>> START Dataset records

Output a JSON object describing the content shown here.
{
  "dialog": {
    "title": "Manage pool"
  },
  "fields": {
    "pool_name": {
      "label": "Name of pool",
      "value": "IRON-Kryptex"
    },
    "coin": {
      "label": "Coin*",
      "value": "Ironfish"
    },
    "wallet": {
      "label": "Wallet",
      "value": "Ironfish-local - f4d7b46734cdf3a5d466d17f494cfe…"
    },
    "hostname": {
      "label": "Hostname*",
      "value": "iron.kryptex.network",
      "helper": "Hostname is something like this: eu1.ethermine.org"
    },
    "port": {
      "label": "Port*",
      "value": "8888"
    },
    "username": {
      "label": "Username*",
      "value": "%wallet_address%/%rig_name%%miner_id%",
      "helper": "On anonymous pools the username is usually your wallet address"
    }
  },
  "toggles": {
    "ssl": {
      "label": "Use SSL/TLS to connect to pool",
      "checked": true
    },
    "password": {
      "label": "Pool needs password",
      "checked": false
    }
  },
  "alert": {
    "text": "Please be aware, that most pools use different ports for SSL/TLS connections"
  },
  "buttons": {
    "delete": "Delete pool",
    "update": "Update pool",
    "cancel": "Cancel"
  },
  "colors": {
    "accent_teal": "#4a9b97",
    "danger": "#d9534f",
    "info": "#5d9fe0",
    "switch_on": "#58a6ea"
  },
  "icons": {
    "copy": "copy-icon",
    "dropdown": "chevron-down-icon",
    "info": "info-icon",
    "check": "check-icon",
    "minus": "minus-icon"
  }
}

>> END Dataset records

Task to complete = Copy each record from above exactly, and include every line.

Final result =
Output a JSON object describing the content shown here.
{
  "dialog": {
    "title": "Manage pool"
  },
  "fields": {
    "pool_name": {
      "label": "Name of pool",
      "value": "IRON-Kryptex"
    },
    "coin": {
      "label": "Coin*",
      "value": "Ironfish"
    },
    "wallet": {
      "label": "Wallet",
      "value": "Ironfish-local - f4d7b46734cdf3a5d466d17f494cfe…"
    },
    "hostname": {
      "label": "Hostname*",
      "value": "iron.kryptex.network",
      "helper": "Hostname is something like this: eu1.ethermine.org"
    },
    "port": {
      "label": "Port*",
      "value": "8888"
    },
    "username": {
      "label": "Username*",
      "value": "%wallet_address%/%rig_name%%miner_id%",
      "helper": "On anonymous pools the username is usually your wallet address"
    }
  },
  "toggles": {
    "ssl": {
      "label": "Use SSL/TLS to connect to pool",
      "checked": true
    },
    "password": {
      "label": "Pool needs password",
      "checked": false
    }
  },
  "alert": {
    "text": "Please be aware, that most pools use different ports for SSL/TLS connections"
  },
  "buttons": {
    "delete": "Delete pool",
    "update": "Update pool",
    "cancel": "Cancel"
  },
  "colors": {
    "accent_teal": "#4a9b97",
    "danger": "#d9534f",
    "info": "#5d9fe0",
    "switch_on": "#58a6ea"
  },
  "icons": {
    "copy": "copy-icon",
    "dropdown": "chevron-down-icon",
    "info": "info-icon",
    "check": "check-icon",
    "minus": "minus-icon"
  }
}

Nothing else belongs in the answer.